### What this task involves
Scan the records for the word "text". Copy each line that includes it.

(Data entries)
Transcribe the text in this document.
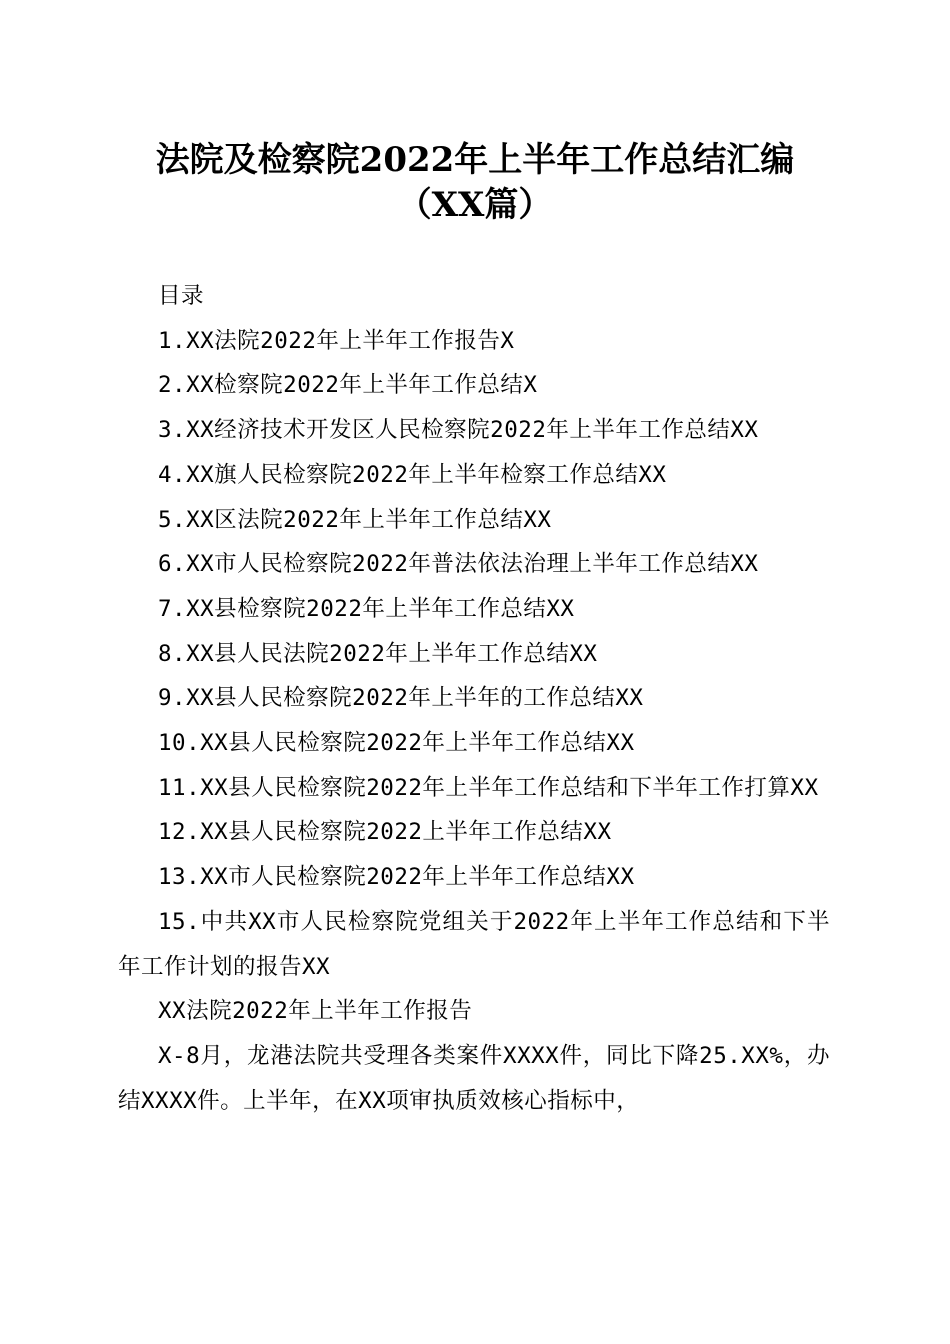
法院及检察院2022年上半年工作总结汇编
（XX篇）

目录

1.XX法院2022年上半年工作报告X

2.XX检察院2022年上半年工作总结X

3.XX经济技术开发区人民检察院2022年上半年工作总结XX

4.XX旗人民检察院2022年上半年检察工作总结XX

5.XX区法院2022年上半年工作总结XX

6.XX市人民检察院2022年普法依法治理上半年工作总结XX

7.XX县检察院2022年上半年工作总结XX

8.XX县人民法院2022年上半年工作总结XX

9.XX县人民检察院2022年上半年的工作总结XX

10.XX县人民检察院2022年上半年工作总结XX

11.XX县人民检察院2022年上半年工作总结和下半年工作打算XX

12.XX县人民检察院2022上半年工作总结XX

13.XX市人民检察院2022年上半年工作总结XX

15.中共XX市人民检察院党组关于2022年上半年工作总结和下半年工作计划的报告XX

XX法院2022年上半年工作报告

X-8月，龙港法院共受理各类案件XXXX件，同比下降25.XX%，办结XXXX件。上半年，在XX项审执质效核心指标中，
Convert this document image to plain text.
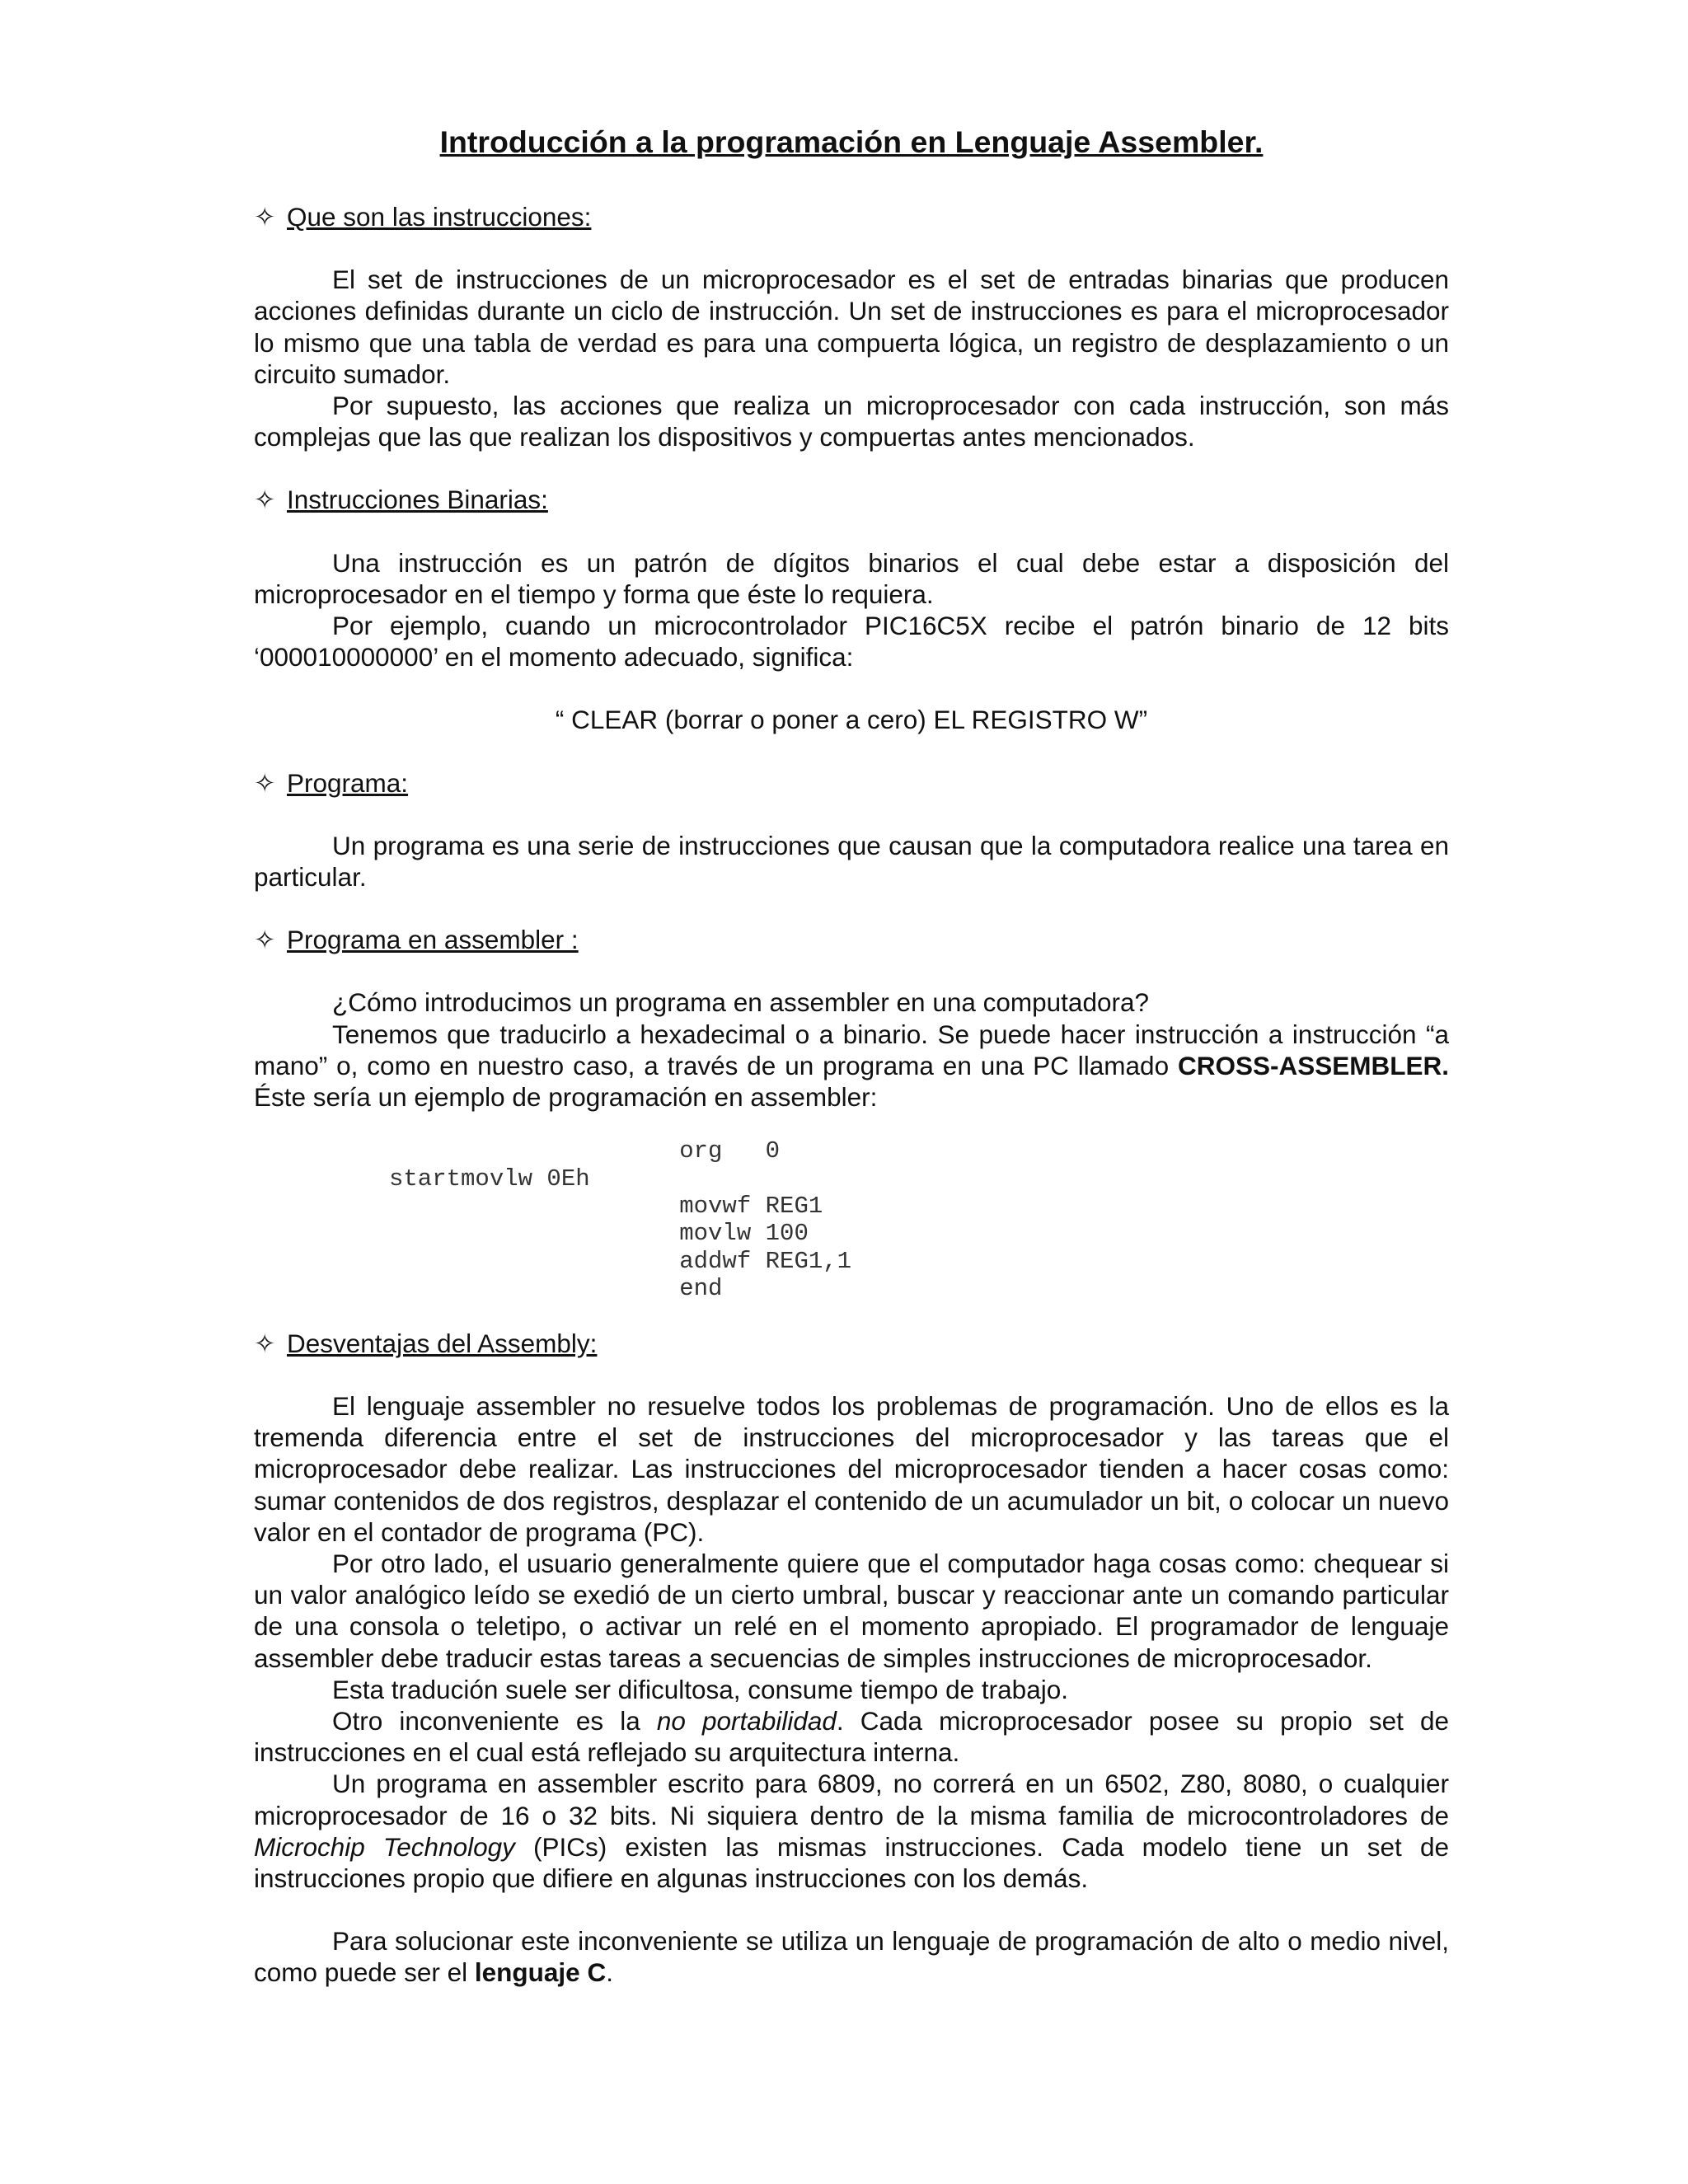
Introducción a la programación en Lenguaje Assembler.
✧ Que son las instrucciones:

El set de instrucciones de un microprocesador es el set de entradas binarias que producen acciones definidas durante un ciclo de instrucción. Un set de instrucciones es para el microprocesador lo mismo que una tabla de verdad es para una compuerta lógica, un registro de desplazamiento o un circuito sumador.

Por supuesto, las acciones que realiza un microprocesador con cada instrucción, son más complejas que las que realizan los dispositivos y compuertas antes mencionados.

✧ Instrucciones Binarias:

Una instrucción es un patrón de dígitos binarios el cual debe estar a disposición del microprocesador en el tiempo y forma que éste lo requiera.

Por ejemplo, cuando un microcontrolador PIC16C5X recibe el patrón binario de 12 bits ‘000010000000’ en el momento adecuado, significa:

“ CLEAR (borrar o poner a cero) EL REGISTRO W”

✧ Programa:

Un programa es una serie de instrucciones que causan que la computadora realice una tarea en particular.

✧ Programa en assembler :

¿Cómo introducimos un programa en assembler en una computadora?

Tenemos que traducirlo a hexadecimal o a binario. Se puede hacer instrucción a instrucción “a mano” o, como en nuestro caso, a través de un programa en una PC llamado CROSS-ASSEMBLER. Éste sería un ejemplo de programación en assembler:

org   0
startmovlw 0Eh
movwf REG1
movlw 100
addwf REG1,1
end
✧ Desventajas del Assembly:

El lenguaje assembler no resuelve todos los problemas de programación. Uno de ellos es la tremenda diferencia entre el set de instrucciones del microprocesador y las tareas que el microprocesador debe realizar. Las instrucciones del microprocesador tienden a hacer cosas como: sumar contenidos de dos registros, desplazar el contenido de un acumulador un bit, o colocar un nuevo valor en el contador de programa (PC).

Por otro lado, el usuario generalmente quiere que el computador haga cosas como: chequear si un valor analógico leído se exedió de un cierto umbral, buscar y reaccionar ante un comando particular de una consola o teletipo, o activar un relé en el momento apropiado. El programador de lenguaje assembler debe traducir estas tareas a secuencias de simples instrucciones de microprocesador.

Esta tradución suele ser dificultosa, consume tiempo de trabajo.

Otro inconveniente es la no portabilidad. Cada microprocesador posee su propio set de instrucciones en el cual está reflejado su arquitectura interna.

Un programa en assembler escrito para 6809, no correrá en un 6502, Z80, 8080, o cualquier microprocesador de 16 o 32 bits. Ni siquiera dentro de la misma familia de microcontroladores de Microchip Technology (PICs) existen las mismas instrucciones. Cada modelo tiene un set de instrucciones propio que difiere en algunas instrucciones con los demás.

Para solucionar este inconveniente se utiliza un lenguaje de programación de alto o medio nivel, como puede ser el lenguaje C.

### Written response
Transcribe the text in this document.
Convert this document image to plain text.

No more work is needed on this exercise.